**EXERCISE BRIEF**
The answer must consist of each line below that contains the word "today", copied in full.

**EXTRACTED ENTRIES**
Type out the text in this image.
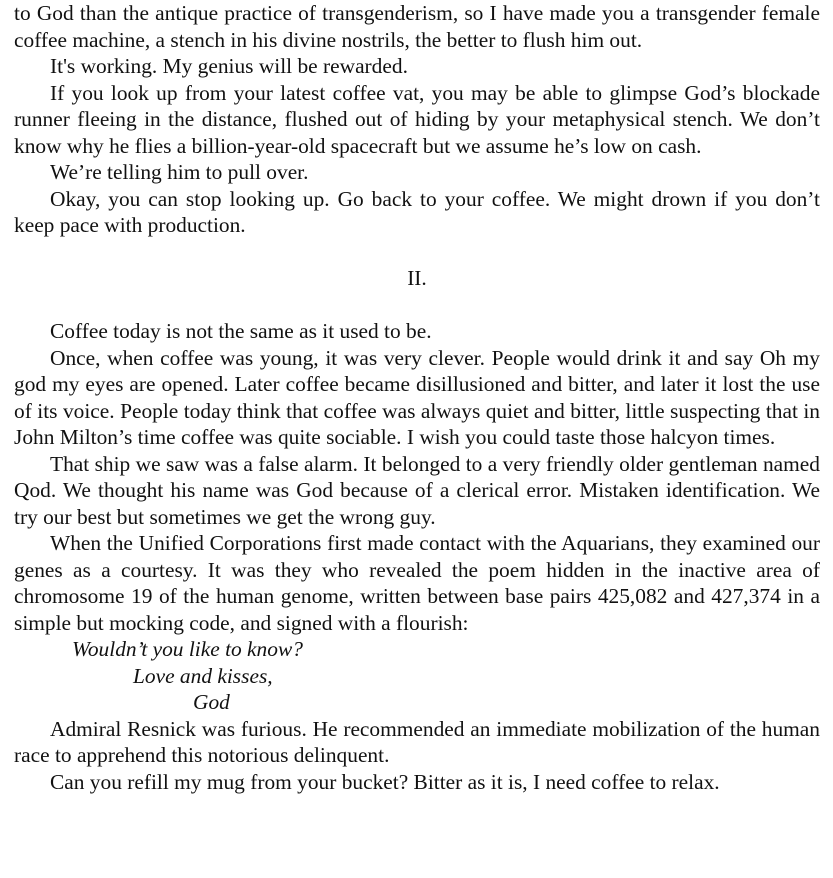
to God than the antique practice of transgenderism, so I have made you a transgender female coffee machine, a stench in his divine nostrils, the better to flush him out.

It's working. My genius will be rewarded.

If you look up from your latest coffee vat, you may be able to glimpse God’s blockade runner fleeing in the distance, flushed out of hiding by your metaphysical stench. We don’t know why he flies a billion-year-old spacecraft but we assume he’s low on cash.

We’re telling him to pull over.

Okay, you can stop looking up. Go back to your coffee. We might drown if you don’t keep pace with production.

II.

Coffee today is not the same as it used to be.

Once, when coffee was young, it was very clever. People would drink it and say Oh my god my eyes are opened. Later coffee became disillusioned and bitter, and later it lost the use of its voice. People today think that coffee was always quiet and bitter, little suspecting that in John Milton’s time coffee was quite sociable. I wish you could taste those halcyon times.

That ship we saw was a false alarm. It belonged to a very friendly older gentleman named Qod. We thought his name was God because of a clerical error. Mistaken identification. We try our best but sometimes we get the wrong guy.

When the Unified Corporations first made contact with the Aquarians, they examined our genes as a courtesy. It was they who revealed the poem hidden in the inactive area of chromosome 19 of the human genome, written between base pairs 425,082 and 427,374 in a simple but mocking code, and signed with a flourish:

Wouldn’t you like to know?

Love and kisses,

God

Admiral Resnick was furious. He recommended an immediate mobilization of the human race to apprehend this notorious delinquent.

Can you refill my mug from your bucket? Bitter as it is, I need coffee to relax.
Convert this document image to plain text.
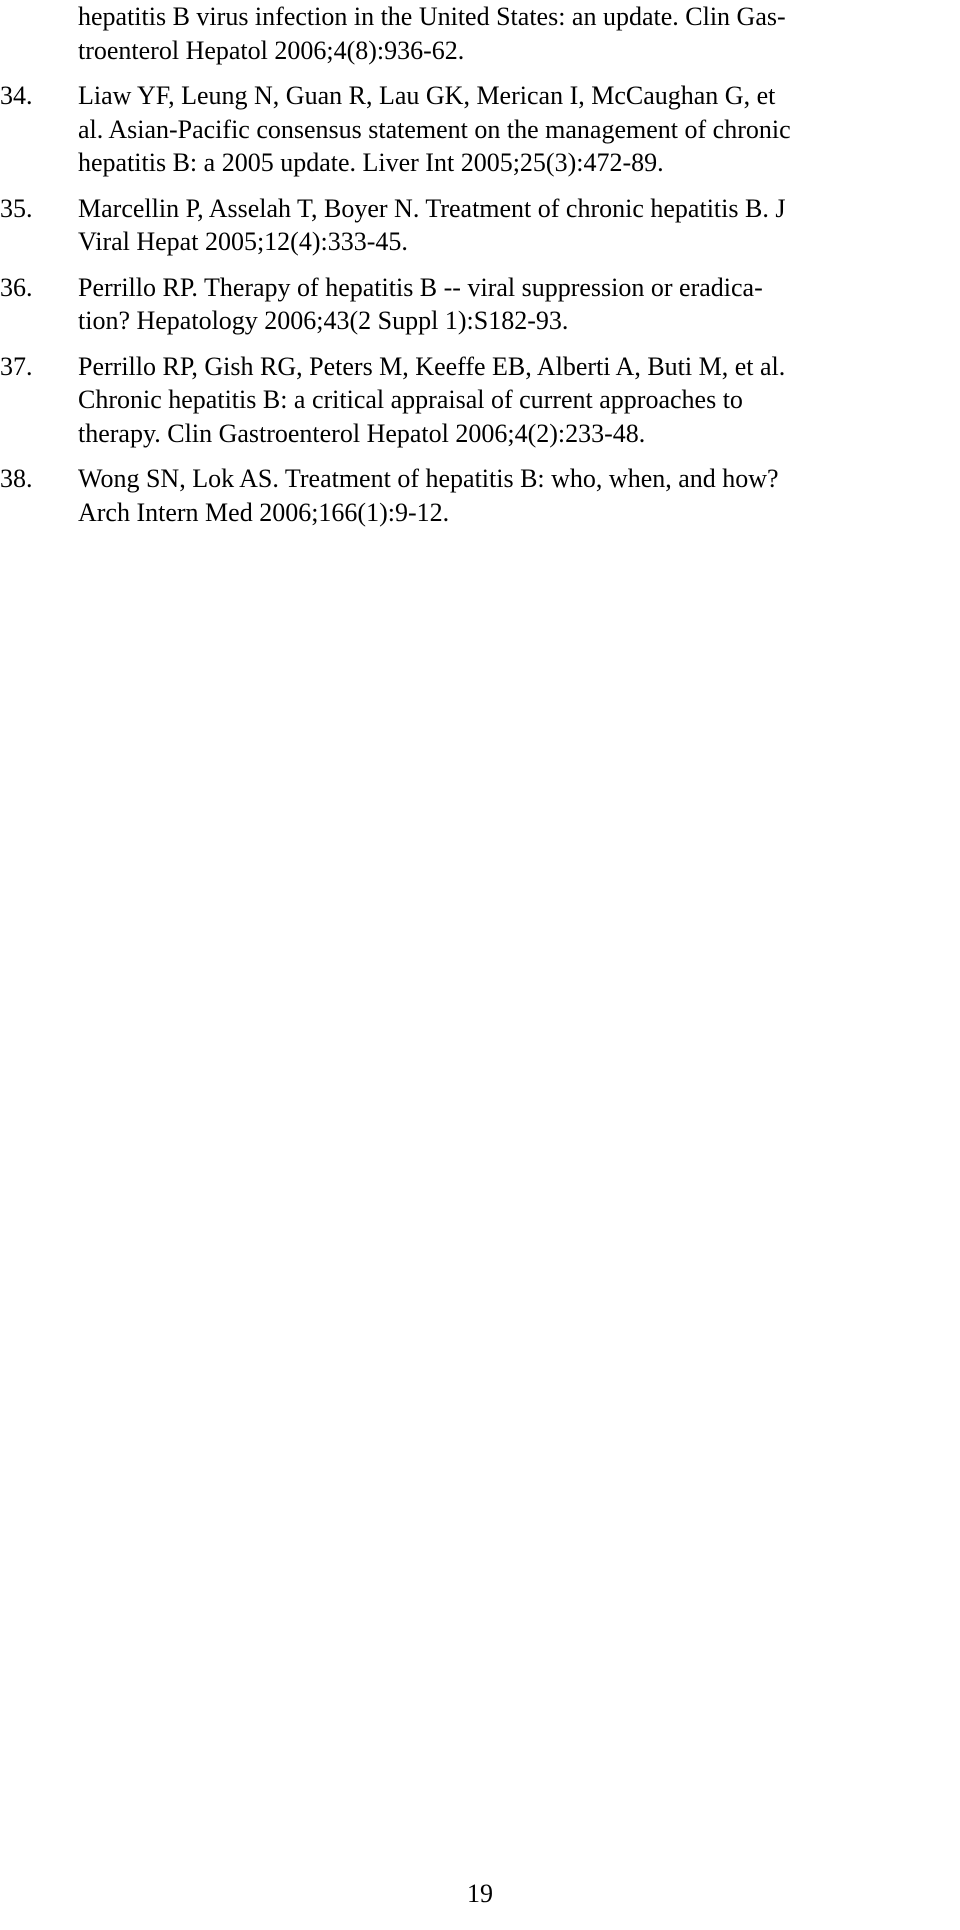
hepatitis B virus infection in the United States: an update. Clin Gas-
troenterol Hepatol 2006;4(8):936-62.
34.	Liaw YF, Leung N, Guan R, Lau GK, Merican I, McCaughan G, et
al. Asian-Pacific consensus statement on the management of chronic
hepatitis B: a 2005 update. Liver Int 2005;25(3):472-89.
35.	Marcellin P, Asselah T, Boyer N. Treatment of chronic hepatitis B. J
Viral Hepat 2005;12(4):333-45.
36.	Perrillo RP. Therapy of hepatitis B -- viral suppression or eradica-
tion? Hepatology 2006;43(2 Suppl 1):S182-93.
37.	Perrillo RP, Gish RG, Peters M, Keeffe EB, Alberti A, Buti M, et al.
Chronic hepatitis B: a critical appraisal of current approaches to
therapy. Clin Gastroenterol Hepatol 2006;4(2):233-48.
38.	Wong SN, Lok AS. Treatment of hepatitis B: who, when, and how?
Arch Intern Med 2006;166(1):9-12.
19
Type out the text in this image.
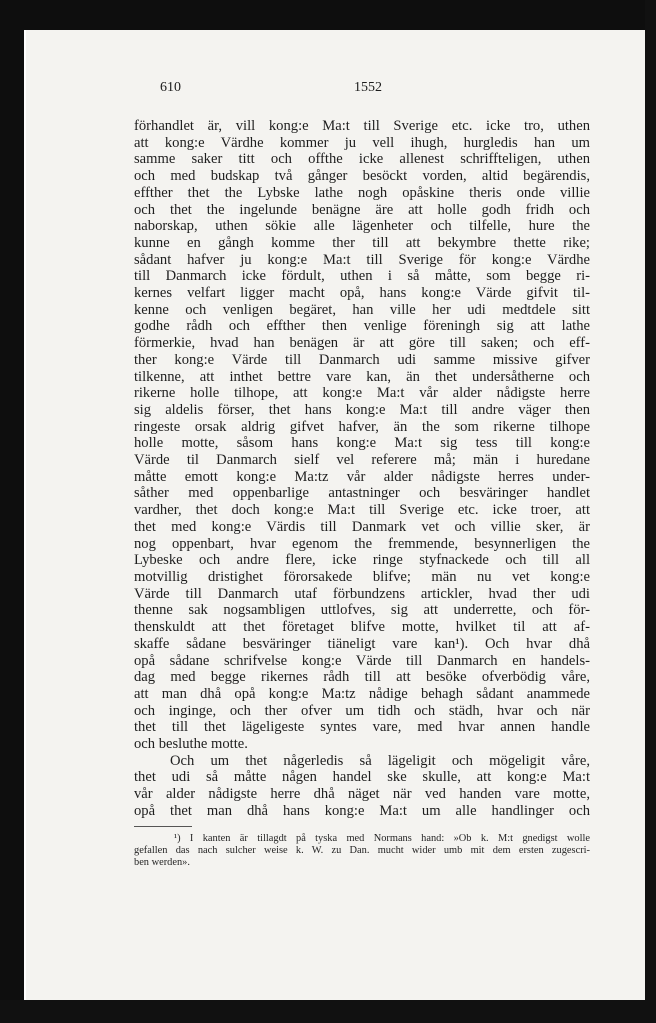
610	1552
förhandlet är, vill kong:e Ma:t till Sverige etc. icke tro, uthen
att kong:e Värdhe kommer ju vell ihugh, hurgledis han um
samme saker titt och offthe icke allenest schriffteligen, uthen
och med budskap två gånger besöckt vorden, altid begärendis,
effther thet the Lybske lathe nogh opåskine theris onde villie
och thet the ingelunde benägne äre att holle godh fridh och
naborskap, uthen sökie alle lägenheter och tilfelle, hure the
kunne en gångh komme ther till att bekymbre thette rike;
sådant hafver ju kong:e Ma:t till Sverige för kong:e Värdhe
till Danmarch icke fördult, uthen i så måtte, som begge ri-
kernes velfart ligger macht opå, hans kong:e Värde gifvit til-
kenne och venligen begäret, han ville her udi medtdele sitt
godhe rådh och effther then venlige föreningh sig att lathe
förmerkie, hvad han benägen är att göre till saken; och eff-
ther kong:e Värde till Danmarch udi samme missive gifver
tilkenne, att inthet bettre vare kan, än thet undersåtherne och
rikerne holle tilhope, att kong:e Ma:t vår alder nådigste herre
sig aldelis förser, thet hans kong:e Ma:t till andre väger then
ringeste orsak aldrig gifvet hafver, än the som rikerne tilhope
holle motte, såsom hans kong:e Ma:t sig tess till kong:e
Värde til Danmarch sielf vel referere må; män i huredane
måtte emott kong:e Ma:tz vår alder nådigste herres under-
såther med oppenbarlige antastninger och besväringer handlet
vardher, thet doch kong:e Ma:t till Sverige etc. icke troer, att
thet med kong:e Värdis till Danmark vet och villie sker, är
nog oppenbart, hvar egenom the fremmende, besynnerligen the
Lybeske och andre flere, icke ringe styfnackede och till all
motvillig dristighet förorsakede blifve; män nu vet kong:e
Värde till Danmarch utaf förbundzens artickler, hvad ther udi
thenne sak nogsambligen uttlofves, sig att underrette, och för-
thenskuldt att thet företaget blifve motte, hvilket til att af-
skaffe sådane besväringer tiäneligt vare kan¹). Och hvar dhå
opå sådane schrifvelse kong:e Värde till Danmarch en handels-
dag med begge rikernes rådh till att besöke ofverbödig våre,
att man dhå opå kong:e Ma:tz nådige behagh sådant anammede
och inginge, och ther ofver um tidh och städh, hvar och när
thet till thet lägeligeste syntes vare, med hvar annen handle
och besluthe motte.
Och um thet någerledis så lägeligit och mögeligit våre,
thet udi så måtte någen handel ske skulle, att kong:e Ma:t
vår alder nådigste herre dhå näget när ved handen vare motte,
opå thet man dhå hans kong:e Ma:t um alle handlinger och
¹) I kanten är tillagdt på tyska med Normans hand: »Ob k. M:t gnedigst wolle
gefallen das nach sulcher weise k. W. zu Dan. mucht wider umb mit dem ersten zugescri-
ben werden».
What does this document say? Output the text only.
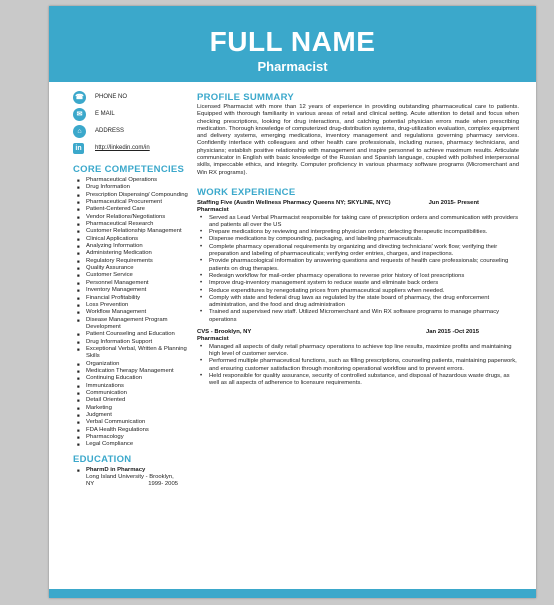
FULL NAME
Pharmacist
☎	PHONE NO
✉	E MAIL
⌂	ADDRESS
in	http://linkedin.com/in
CORE COMPETENCIES
■ Pharmaceutical Operations
■ Drug Information
■ Prescription Dispensing/ Compounding
■ Pharmaceutical Procurement
■ Patient-Centered Care
■ Vendor Relations/Negotiations
■ Pharmaceutical Research
■ Customer Relationship Management
■ Clinical Applications
■ Analyzing Information
■ Administering Medication
■ Regulatory Requirements
■ Quality Assurance
■ Customer Service
■ Personnel Management
■ Inventory Management
■ Financial Profitability
■ Loss Prevention
■ Workflow Management
■ Disease Management Program Development
■ Patient Counseling and Education
■ Drug Information Support
■ Exceptional Verbal, Written & Planning Skills
■ Organization
■ Medication Therapy Management
■ Continuing Education
■ Immunizations
■ Communication
■ Detail Oriented
■ Marketing
■ Judgment
■ Verbal Communication
■ FDA Health Regulations
■ Pharmacology
■ Legal Compliance
EDUCATION
■ PharmD in Pharmacy
Long Island University - Brooklyn,
NY	1999- 2005
PROFILE SUMMARY
Licensed Pharmacist with more than 12 years of experience in providing outstanding pharmaceutical care to patients. Equipped with thorough familiarity in various areas of retail and clinical setting. Acute attention to detail and focus when checking prescriptions, looking for drug interactions, and catching potential physician errors made when prescribing medication. Thorough knowledge of computerized drug-distribution systems, drug-utilization evaluation, complex equipment and delivery systems, emerging medications, inventory management and regulations governing pharmacy services. Confidently interface with colleagues and other health care professionals, including nurses, pharmacy technicians, and physicians; establish positive relationship with management and inspire personnel to achieve maximum results. Articulate communicator in English with basic knowledge of the Russian and Spanish language, coupled with polished interpersonal skills, impeccable ethics, and integrity. Computer proficiency in various pharmacy software programs (Micromerchant and Win RX programs).
WORK EXPERIENCE
Staffing Five (Austin Wellness Pharmacy Queens NY; SKYLINE, NYC)	Jun 2015- Present
Pharmacist
• Served as Lead Verbal Pharmacist responsible for taking care of prescription orders and communication with providers and patients all over the US
• Prepare medications by reviewing and interpreting physician orders; detecting therapeutic incompatibilities.
• Dispense medications by compounding, packaging, and labeling pharmaceuticals.
• Complete pharmacy operational requirements by organizing and directing technicians' work flow; verifying their preparation and labeling of pharmaceuticals; verifying order entries, charges, and inspections.
• Provide pharmacological information by answering questions and requests of health care professionals; counseling patients on drug therapies.
• Redesign workflow for mail-order pharmacy operations to reverse prior history of lost prescriptions
• Improve drug-inventory management system to reduce waste and eliminate back orders
• Reduce expenditures by renegotiating prices from pharmaceutical suppliers when needed.
• Comply with state and federal drug laws as regulated by the state board of pharmacy, the drug enforcement administration, and the food and drug administration
• Trained and supervised new staff. Utilized Micromerchant and Win RX software programs to manage pharmacy operations
CVS - Brooklyn, NY	Jan 2015 -Oct 2015
Pharmacist
• Managed all aspects of daily retail pharmacy operations to achieve top line results, maximize profits and maintaining high level of customer service.
• Performed multiple pharmaceutical functions, such as filling prescriptions, counseling patients, maintaining paperwork, and ensuring customer satisfaction through monitoring operational workflow and to prevent errors.
• Held responsible for quality assurance, security of controlled substance, and disposal of hazardous waste drugs, as well as all aspects of adherence to licensure requirements.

**REPLY**
Coffee today is not the same as it used to be.
Once, when coffee was young, it was very clever. People would drink it and say Oh my god my eyes are opened. Later coffee became disillusioned and bitter, and later it lost the use of its voice. People today think that coffee was always quiet and bitter, little suspecting that in John Milton’s time coffee was quite sociable. I wish you could taste those halcyon times.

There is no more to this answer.